■ JOB
The records below must be output exactly, without pictures.

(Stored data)
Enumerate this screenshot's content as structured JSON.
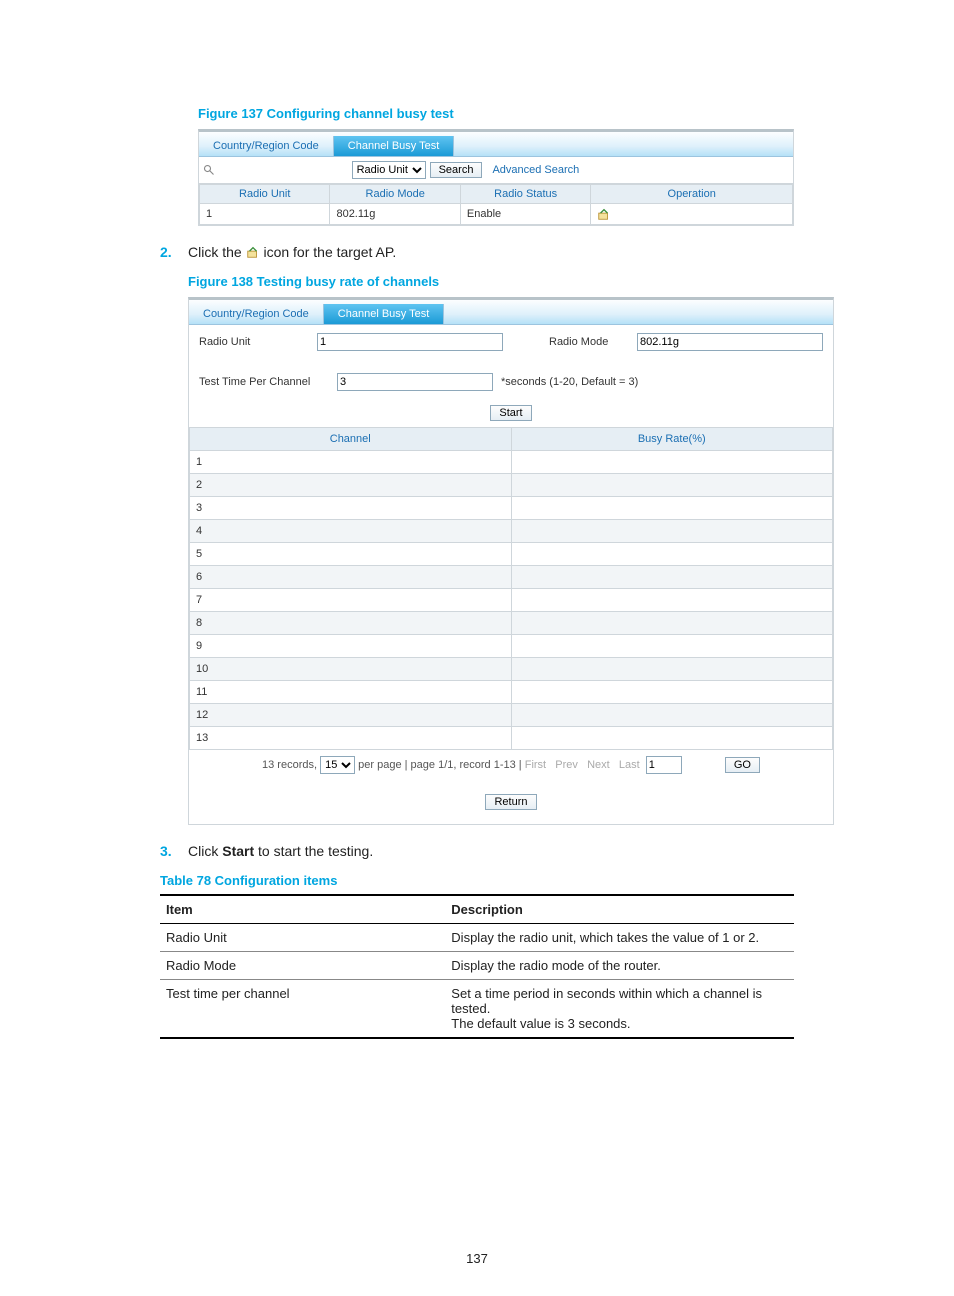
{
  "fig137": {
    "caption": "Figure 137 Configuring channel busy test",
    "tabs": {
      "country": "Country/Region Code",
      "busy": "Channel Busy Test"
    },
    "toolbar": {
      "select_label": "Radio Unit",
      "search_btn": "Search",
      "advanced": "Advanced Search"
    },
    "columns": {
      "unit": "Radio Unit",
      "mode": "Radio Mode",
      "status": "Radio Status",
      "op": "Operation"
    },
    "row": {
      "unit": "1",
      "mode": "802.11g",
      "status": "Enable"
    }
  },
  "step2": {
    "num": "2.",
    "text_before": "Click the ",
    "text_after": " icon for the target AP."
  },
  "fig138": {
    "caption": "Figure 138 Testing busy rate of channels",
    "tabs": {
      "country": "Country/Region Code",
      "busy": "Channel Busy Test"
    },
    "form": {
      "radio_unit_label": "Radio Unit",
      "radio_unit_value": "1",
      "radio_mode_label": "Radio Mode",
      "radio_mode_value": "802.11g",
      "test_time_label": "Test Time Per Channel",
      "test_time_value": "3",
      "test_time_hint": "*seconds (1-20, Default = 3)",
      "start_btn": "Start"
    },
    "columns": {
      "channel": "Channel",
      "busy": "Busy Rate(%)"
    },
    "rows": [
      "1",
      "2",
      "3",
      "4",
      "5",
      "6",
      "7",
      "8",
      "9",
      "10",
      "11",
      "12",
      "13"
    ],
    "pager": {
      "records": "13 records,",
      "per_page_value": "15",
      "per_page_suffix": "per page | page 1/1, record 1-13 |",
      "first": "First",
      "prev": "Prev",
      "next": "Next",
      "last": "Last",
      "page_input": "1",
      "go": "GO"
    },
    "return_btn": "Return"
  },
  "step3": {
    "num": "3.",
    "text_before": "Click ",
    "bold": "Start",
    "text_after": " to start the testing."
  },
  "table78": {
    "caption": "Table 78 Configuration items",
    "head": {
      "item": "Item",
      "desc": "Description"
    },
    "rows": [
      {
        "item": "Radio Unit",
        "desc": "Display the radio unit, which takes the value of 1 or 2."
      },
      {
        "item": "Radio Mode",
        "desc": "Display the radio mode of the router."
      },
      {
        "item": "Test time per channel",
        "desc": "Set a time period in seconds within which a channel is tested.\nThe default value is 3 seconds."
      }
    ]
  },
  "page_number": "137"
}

■ FULL ANSWER
Enumerate this screenshot's content as structured JSON.
{
  "fig137": {
    "caption": "Figure 137 Configuring channel busy test",
    "tabs": {
      "country": "Country/Region Code",
      "busy": "Channel Busy Test"
    },
    "toolbar": {
      "select_label": "Radio Unit",
      "search_btn": "Search",
      "advanced": "Advanced Search"
    },
    "columns": {
      "unit": "Radio Unit",
      "mode": "Radio Mode",
      "status": "Radio Status",
      "op": "Operation"
    },
    "row": {
      "unit": "1",
      "mode": "802.11g",
      "status": "Enable"
    }
  },
  "step2": {
    "num": "2.",
    "text_before": "Click the ",
    "text_after": " icon for the target AP."
  },
  "fig138": {
    "caption": "Figure 138 Testing busy rate of channels",
    "tabs": {
      "country": "Country/Region Code",
      "busy": "Channel Busy Test"
    },
    "form": {
      "radio_unit_label": "Radio Unit",
      "radio_unit_value": "1",
      "radio_mode_label": "Radio Mode",
      "radio_mode_value": "802.11g",
      "test_time_label": "Test Time Per Channel",
      "test_time_value": "3",
      "test_time_hint": "*seconds (1-20, Default = 3)",
      "start_btn": "Start"
    },
    "columns": {
      "channel": "Channel",
      "busy": "Busy Rate(%)"
    },
    "rows": [
      "1",
      "2",
      "3",
      "4",
      "5",
      "6",
      "7",
      "8",
      "9",
      "10",
      "11",
      "12",
      "13"
    ],
    "pager": {
      "records": "13 records,",
      "per_page_value": "15",
      "per_page_suffix": "per page | page 1/1, record 1-13 |",
      "first": "First",
      "prev": "Prev",
      "next": "Next",
      "last": "Last",
      "page_input": "1",
      "go": "GO"
    },
    "return_btn": "Return"
  },
  "step3": {
    "num": "3.",
    "text_before": "Click ",
    "bold": "Start",
    "text_after": " to start the testing."
  },
  "table78": {
    "caption": "Table 78 Configuration items",
    "head": {
      "item": "Item",
      "desc": "Description"
    },
    "rows": [
      {
        "item": "Radio Unit",
        "desc": "Display the radio unit, which takes the value of 1 or 2."
      },
      {
        "item": "Radio Mode",
        "desc": "Display the radio mode of the router."
      },
      {
        "item": "Test time per channel",
        "desc": "Set a time period in seconds within which a channel is tested.\nThe default value is 3 seconds."
      }
    ]
  },
  "page_number": "137"
}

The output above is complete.